Work instructions =>
Copy out the data exactly, leaving the pictures behind.

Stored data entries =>
§ §
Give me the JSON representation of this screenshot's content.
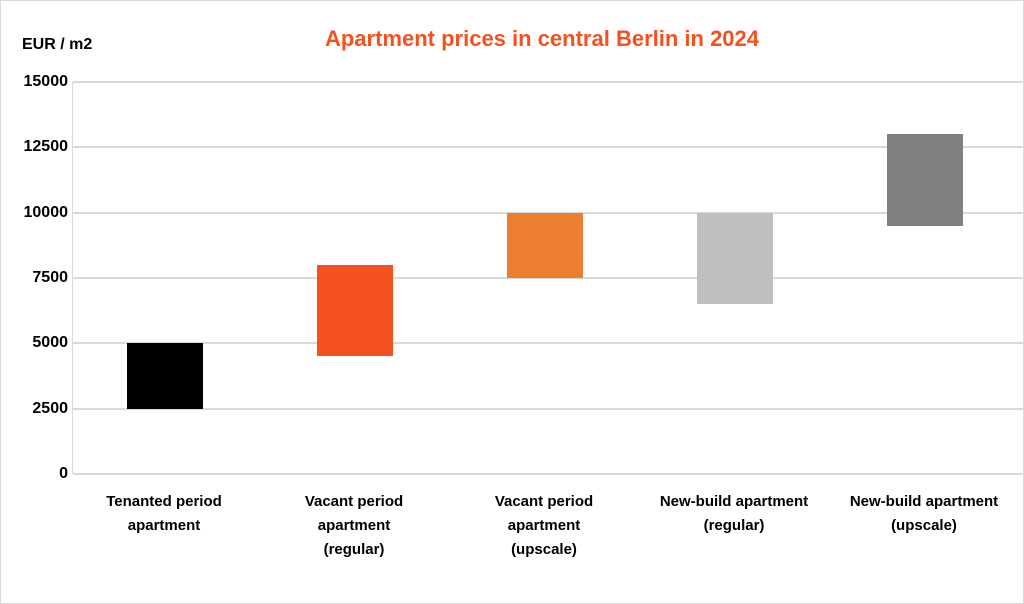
{
  "chart_data": {
    "type": "bar",
    "subtype": "floating-range",
    "title": "Apartment prices in central Berlin in 2024",
    "xlabel": "",
    "ylabel": "EUR / m2",
    "ylim": [
      0,
      15000
    ],
    "yticks": [
      "0",
      "2500",
      "5000",
      "7500",
      "10000",
      "12500",
      "15000"
    ],
    "grid": true,
    "legend": null,
    "categories": [
      "Tenanted period\napartment",
      "Vacant period\napartment\n(regular)",
      "Vacant period\napartment\n(upscale)",
      "New-build apartment\n(regular)",
      "New-build apartment\n(upscale)"
    ],
    "series": [
      {
        "name": "low",
        "values": [
          2500,
          4500,
          7500,
          6500,
          9500
        ]
      },
      {
        "name": "high",
        "values": [
          5000,
          8000,
          10000,
          10000,
          13000
        ]
      }
    ],
    "colors": [
      "#000000",
      "#f4511e",
      "#ed7d31",
      "#bfbfbf",
      "#808080"
    ]
  },
  "labels": {
    "title": "Apartment prices in central Berlin in 2024",
    "ylabel": "EUR / m2",
    "yticks": [
      "15000",
      "12500",
      "10000",
      "7500",
      "5000",
      "2500",
      "0"
    ],
    "xticks": [
      "Tenanted period\napartment",
      "Vacant period\napartment\n(regular)",
      "Vacant period\napartment\n(upscale)",
      "New-build apartment\n(regular)",
      "New-build apartment\n(upscale)"
    ]
  },
  "colors": {
    "title": "#f4511e",
    "grid": "#d9d9d9"
  }
}
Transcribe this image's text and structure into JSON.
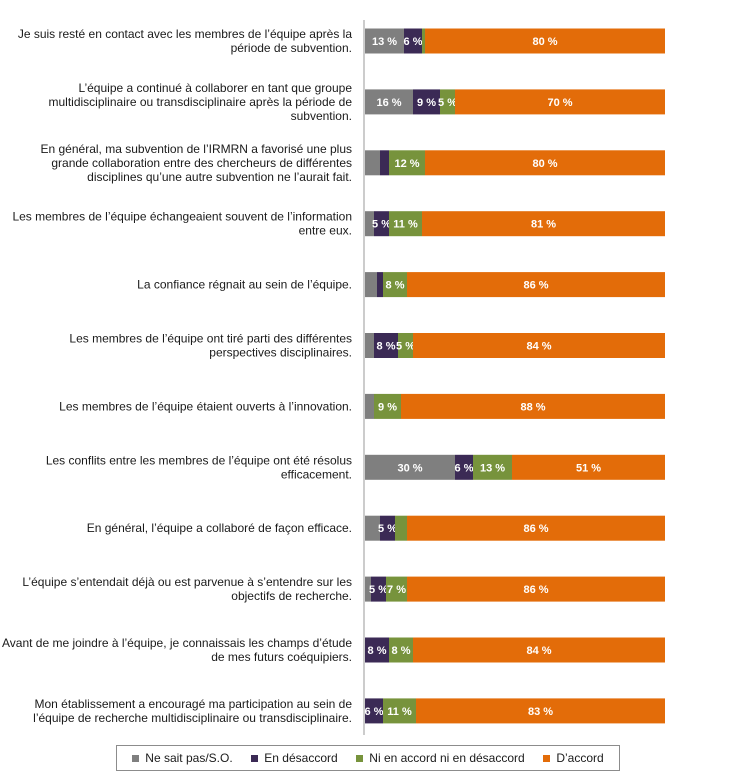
{
  "chart_data": {
    "type": "bar",
    "orientation": "horizontal",
    "stacked": true,
    "percent_scale": true,
    "legend_position": "bottom",
    "grid": false,
    "xlim": [
      0,
      100
    ],
    "categories": [
      [
        "Je suis resté en contact avec les membres de l’équipe après la",
        "période de subvention."
      ],
      [
        "L’équipe a continué à collaborer en tant que groupe",
        "multidisciplinaire ou transdisciplinaire après la période de",
        "subvention."
      ],
      [
        "En général, ma subvention de l’IRMRN a favorisé une plus",
        "grande collaboration entre des chercheurs de différentes",
        "disciplines qu’une autre subvention ne l’aurait fait."
      ],
      [
        "Les membres de l’équipe échangeaient souvent de l’information",
        "entre eux."
      ],
      [
        "La confiance régnait au sein de l’équipe."
      ],
      [
        "Les membres de l’équipe ont tiré parti des différentes",
        "perspectives disciplinaires."
      ],
      [
        "Les membres de l’équipe étaient ouverts à l’innovation."
      ],
      [
        "Les conflits entre les membres de l’équipe ont été résolus",
        "efficacement."
      ],
      [
        "En général, l’équipe a collaboré de façon efficace."
      ],
      [
        "L’équipe s’entendait déjà ou est parvenue à s’entendre sur les",
        "objectifs de recherche."
      ],
      [
        "Avant de me joindre à l’équipe, je connaissais les champs d’étude",
        "de mes futurs coéquipiers."
      ],
      [
        "Mon établissement a encouragé ma participation au sein de",
        "l’équipe de recherche multidisciplinaire ou transdisciplinaire."
      ]
    ],
    "series": [
      {
        "name": "Ne sait pas/S.O.",
        "color": "#7f7f7f",
        "values": [
          13,
          16,
          5,
          3,
          4,
          3,
          3,
          30,
          5,
          2,
          0,
          0
        ],
        "labels": [
          "13 %",
          "16 %",
          "",
          "",
          "",
          "",
          "",
          "30 %",
          "",
          "",
          "",
          ""
        ]
      },
      {
        "name": "En désaccord",
        "color": "#3b2a55",
        "values": [
          6,
          9,
          3,
          5,
          2,
          8,
          0,
          6,
          5,
          5,
          8,
          6
        ],
        "labels": [
          "6 %",
          "9 %",
          "",
          "5 %",
          "",
          "8 %",
          "",
          "6 %",
          "5 %",
          "5 %",
          "8 %",
          "6 %"
        ]
      },
      {
        "name": "Ni en accord ni en désaccord",
        "color": "#77933c",
        "values": [
          1,
          5,
          12,
          11,
          8,
          5,
          9,
          13,
          4,
          7,
          8,
          11
        ],
        "labels": [
          "",
          "5 %",
          "12 %",
          "11 %",
          "8 %",
          "5 %",
          "9 %",
          "13 %",
          "",
          "7 %",
          "8 %",
          "11 %"
        ]
      },
      {
        "name": "D’accord",
        "color": "#e36c09",
        "values": [
          80,
          70,
          80,
          81,
          86,
          84,
          88,
          51,
          86,
          86,
          84,
          83
        ],
        "labels": [
          "80 %",
          "70 %",
          "80 %",
          "81 %",
          "86 %",
          "84 %",
          "88 %",
          "51 %",
          "86 %",
          "86 %",
          "84 %",
          "83 %"
        ]
      }
    ]
  }
}
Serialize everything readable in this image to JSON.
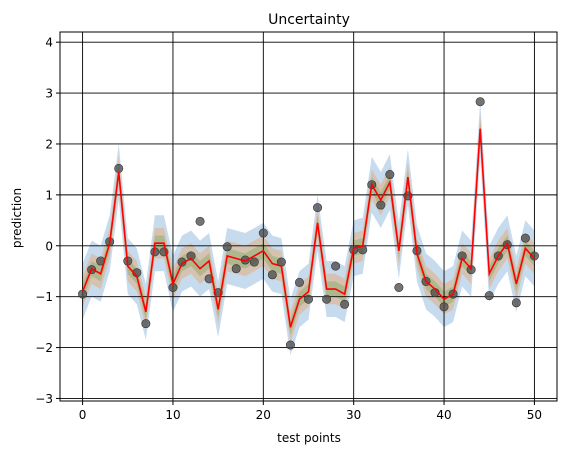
{
  "chart_data": {
    "type": "line",
    "title": "Uncertainty",
    "xlabel": "test points",
    "ylabel": "prediction",
    "xlim": [
      -2.5,
      52.5
    ],
    "ylim": [
      -3.05,
      4.2
    ],
    "xticks": [
      0,
      10,
      20,
      30,
      40,
      50
    ],
    "yticks": [
      -3,
      -2,
      -1,
      0,
      1,
      2,
      3,
      4
    ],
    "grid": true,
    "colors": {
      "mean": "#ff0000",
      "points": "#4d4d4d",
      "band_outer": "#a9c8e6",
      "band_mid": "#d9b99b",
      "band_inner": "#a8b58a"
    },
    "x": [
      0,
      1,
      2,
      3,
      4,
      5,
      6,
      7,
      8,
      9,
      10,
      11,
      12,
      13,
      14,
      15,
      16,
      17,
      18,
      19,
      20,
      21,
      22,
      23,
      24,
      25,
      26,
      27,
      28,
      29,
      30,
      31,
      32,
      33,
      34,
      35,
      36,
      37,
      38,
      39,
      40,
      41,
      42,
      43,
      44,
      45,
      46,
      47,
      48,
      49,
      50
    ],
    "points": [
      -0.95,
      -0.47,
      -0.3,
      0.08,
      1.52,
      -0.3,
      -0.53,
      -1.53,
      -0.12,
      -0.12,
      -0.82,
      -0.32,
      -0.2,
      0.48,
      -0.65,
      -0.92,
      -0.02,
      -0.45,
      -0.28,
      -0.32,
      0.25,
      -0.57,
      -0.32,
      -1.95,
      -0.72,
      -1.05,
      0.75,
      -1.05,
      -0.4,
      -1.15,
      -0.08,
      -0.08,
      1.2,
      0.8,
      1.4,
      -0.82,
      0.98,
      -0.1,
      -0.7,
      -0.92,
      -1.2,
      -0.95,
      -0.2,
      -0.47,
      2.83,
      -0.98,
      -0.2,
      0.02,
      -1.12,
      0.15,
      -0.2
    ],
    "mean": [
      -0.9,
      -0.45,
      -0.55,
      0.05,
      1.45,
      -0.4,
      -0.6,
      -1.3,
      0.05,
      0.05,
      -0.75,
      -0.35,
      -0.25,
      -0.45,
      -0.3,
      -1.25,
      -0.2,
      -0.25,
      -0.3,
      -0.2,
      -0.1,
      -0.35,
      -0.4,
      -1.6,
      -1.05,
      -0.9,
      0.45,
      -0.85,
      -0.85,
      -0.95,
      -0.05,
      0.0,
      1.2,
      0.9,
      1.25,
      -0.1,
      1.35,
      -0.15,
      -0.7,
      -0.85,
      -1.05,
      -0.95,
      -0.25,
      -0.45,
      2.3,
      -0.55,
      -0.2,
      0.05,
      -0.75,
      -0.05,
      -0.25
    ],
    "band_halfwidths": {
      "inner": 0.15,
      "mid": 0.3,
      "outer": 0.55
    }
  }
}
§ §
Complete response =>
Give me the JSON representation of this screenshot's content.
{
  "chart_data": {
    "type": "bar",
    "subtype": "floating-range",
    "title": "Apartment prices in central Berlin in 2024",
    "xlabel": "",
    "ylabel": "EUR / m2",
    "ylim": [
      0,
      15000
    ],
    "yticks": [
      "0",
      "2500",
      "5000",
      "7500",
      "10000",
      "12500",
      "15000"
    ],
    "grid": true,
    "legend": null,
    "categories": [
      "Tenanted period\napartment",
      "Vacant period\napartment\n(regular)",
      "Vacant period\napartment\n(upscale)",
      "New-build apartment\n(regular)",
      "New-build apartment\n(upscale)"
    ],
    "series": [
      {
        "name": "low",
        "values": [
          2500,
          4500,
          7500,
          6500,
          9500
        ]
      },
      {
        "name": "high",
        "values": [
          5000,
          8000,
          10000,
          10000,
          13000
        ]
      }
    ],
    "colors": [
      "#000000",
      "#f4511e",
      "#ed7d31",
      "#bfbfbf",
      "#808080"
    ]
  },
  "labels": {
    "title": "Apartment prices in central Berlin in 2024",
    "ylabel": "EUR / m2",
    "yticks": [
      "15000",
      "12500",
      "10000",
      "7500",
      "5000",
      "2500",
      "0"
    ],
    "xticks": [
      "Tenanted period\napartment",
      "Vacant period\napartment\n(regular)",
      "Vacant period\napartment\n(upscale)",
      "New-build apartment\n(regular)",
      "New-build apartment\n(upscale)"
    ]
  },
  "colors": {
    "title": "#f4511e",
    "grid": "#d9d9d9"
  }
}
Transcribe this image's text and structure into JSON.
{
  "chart_data": {
    "type": "bar",
    "orientation": "horizontal",
    "stacked": true,
    "percent_scale": true,
    "legend_position": "bottom",
    "grid": false,
    "xlim": [
      0,
      100
    ],
    "categories": [
      [
        "Je suis resté en contact avec les membres de l’équipe après la",
        "période de subvention."
      ],
      [
        "L’équipe a continué à collaborer en tant que groupe",
        "multidisciplinaire ou transdisciplinaire après la période de",
        "subvention."
      ],
      [
        "En général, ma subvention de l’IRMRN a favorisé une plus",
        "grande collaboration entre des chercheurs de différentes",
        "disciplines qu’une autre subvention ne l’aurait fait."
      ],
      [
        "Les membres de l’équipe échangeaient souvent de l’information",
        "entre eux."
      ],
      [
        "La confiance régnait au sein de l’équipe."
      ],
      [
        "Les membres de l’équipe ont tiré parti des différentes",
        "perspectives disciplinaires."
      ],
      [
        "Les membres de l’équipe étaient ouverts à l’innovation."
      ],
      [
        "Les conflits entre les membres de l’équipe ont été résolus",
        "efficacement."
      ],
      [
        "En général, l’équipe a collaboré de façon efficace."
      ],
      [
        "L’équipe s’entendait déjà ou est parvenue à s’entendre sur les",
        "objectifs de recherche."
      ],
      [
        "Avant de me joindre à l’équipe, je connaissais les champs d’étude",
        "de mes futurs coéquipiers."
      ],
      [
        "Mon établissement a encouragé ma participation au sein de",
        "l’équipe de recherche multidisciplinaire ou transdisciplinaire."
      ]
    ],
    "series": [
      {
        "name": "Ne sait pas/S.O.",
        "color": "#7f7f7f",
        "values": [
          13,
          16,
          5,
          3,
          4,
          3,
          3,
          30,
          5,
          2,
          0,
          0
        ],
        "labels": [
          "13 %",
          "16 %",
          "",
          "",
          "",
          "",
          "",
          "30 %",
          "",
          "",
          "",
          ""
        ]
      },
      {
        "name": "En désaccord",
        "color": "#3b2a55",
        "values": [
          6,
          9,
          3,
          5,
          2,
          8,
          0,
          6,
          5,
          5,
          8,
          6
        ],
        "labels": [
          "6 %",
          "9 %",
          "",
          "5 %",
          "",
          "8 %",
          "",
          "6 %",
          "5 %",
          "5 %",
          "8 %",
          "6 %"
        ]
      },
      {
        "name": "Ni en accord ni en désaccord",
        "color": "#77933c",
        "values": [
          1,
          5,
          12,
          11,
          8,
          5,
          9,
          13,
          4,
          7,
          8,
          11
        ],
        "labels": [
          "",
          "5 %",
          "12 %",
          "11 %",
          "8 %",
          "5 %",
          "9 %",
          "13 %",
          "",
          "7 %",
          "8 %",
          "11 %"
        ]
      },
      {
        "name": "D’accord",
        "color": "#e36c09",
        "values": [
          80,
          70,
          80,
          81,
          86,
          84,
          88,
          51,
          86,
          86,
          84,
          83
        ],
        "labels": [
          "80 %",
          "70 %",
          "80 %",
          "81 %",
          "86 %",
          "84 %",
          "88 %",
          "51 %",
          "86 %",
          "86 %",
          "84 %",
          "83 %"
        ]
      }
    ]
  }
}
Serialize everything readable in this image to JSON.
{
  "chart_data": {
    "type": "line",
    "title": "Uncertainty",
    "xlabel": "test points",
    "ylabel": "prediction",
    "xlim": [
      -2.5,
      52.5
    ],
    "ylim": [
      -3.05,
      4.2
    ],
    "xticks": [
      0,
      10,
      20,
      30,
      40,
      50
    ],
    "yticks": [
      -3,
      -2,
      -1,
      0,
      1,
      2,
      3,
      4
    ],
    "grid": true,
    "colors": {
      "mean": "#ff0000",
      "points": "#4d4d4d",
      "band_outer": "#a9c8e6",
      "band_mid": "#d9b99b",
      "band_inner": "#a8b58a"
    },
    "x": [
      0,
      1,
      2,
      3,
      4,
      5,
      6,
      7,
      8,
      9,
      10,
      11,
      12,
      13,
      14,
      15,
      16,
      17,
      18,
      19,
      20,
      21,
      22,
      23,
      24,
      25,
      26,
      27,
      28,
      29,
      30,
      31,
      32,
      33,
      34,
      35,
      36,
      37,
      38,
      39,
      40,
      41,
      42,
      43,
      44,
      45,
      46,
      47,
      48,
      49,
      50
    ],
    "points": [
      -0.95,
      -0.47,
      -0.3,
      0.08,
      1.52,
      -0.3,
      -0.53,
      -1.53,
      -0.12,
      -0.12,
      -0.82,
      -0.32,
      -0.2,
      0.48,
      -0.65,
      -0.92,
      -0.02,
      -0.45,
      -0.28,
      -0.32,
      0.25,
      -0.57,
      -0.32,
      -1.95,
      -0.72,
      -1.05,
      0.75,
      -1.05,
      -0.4,
      -1.15,
      -0.08,
      -0.08,
      1.2,
      0.8,
      1.4,
      -0.82,
      0.98,
      -0.1,
      -0.7,
      -0.92,
      -1.2,
      -0.95,
      -0.2,
      -0.47,
      2.83,
      -0.98,
      -0.2,
      0.02,
      -1.12,
      0.15,
      -0.2
    ],
    "mean": [
      -0.9,
      -0.45,
      -0.55,
      0.05,
      1.45,
      -0.4,
      -0.6,
      -1.3,
      0.05,
      0.05,
      -0.75,
      -0.35,
      -0.25,
      -0.45,
      -0.3,
      -1.25,
      -0.2,
      -0.25,
      -0.3,
      -0.2,
      -0.1,
      -0.35,
      -0.4,
      -1.6,
      -1.05,
      -0.9,
      0.45,
      -0.85,
      -0.85,
      -0.95,
      -0.05,
      0.0,
      1.2,
      0.9,
      1.25,
      -0.1,
      1.35,
      -0.15,
      -0.7,
      -0.85,
      -1.05,
      -0.95,
      -0.25,
      -0.45,
      2.3,
      -0.55,
      -0.2,
      0.05,
      -0.75,
      -0.05,
      -0.25
    ],
    "band_halfwidths": {
      "inner": 0.15,
      "mid": 0.3,
      "outer": 0.55
    }
  }
}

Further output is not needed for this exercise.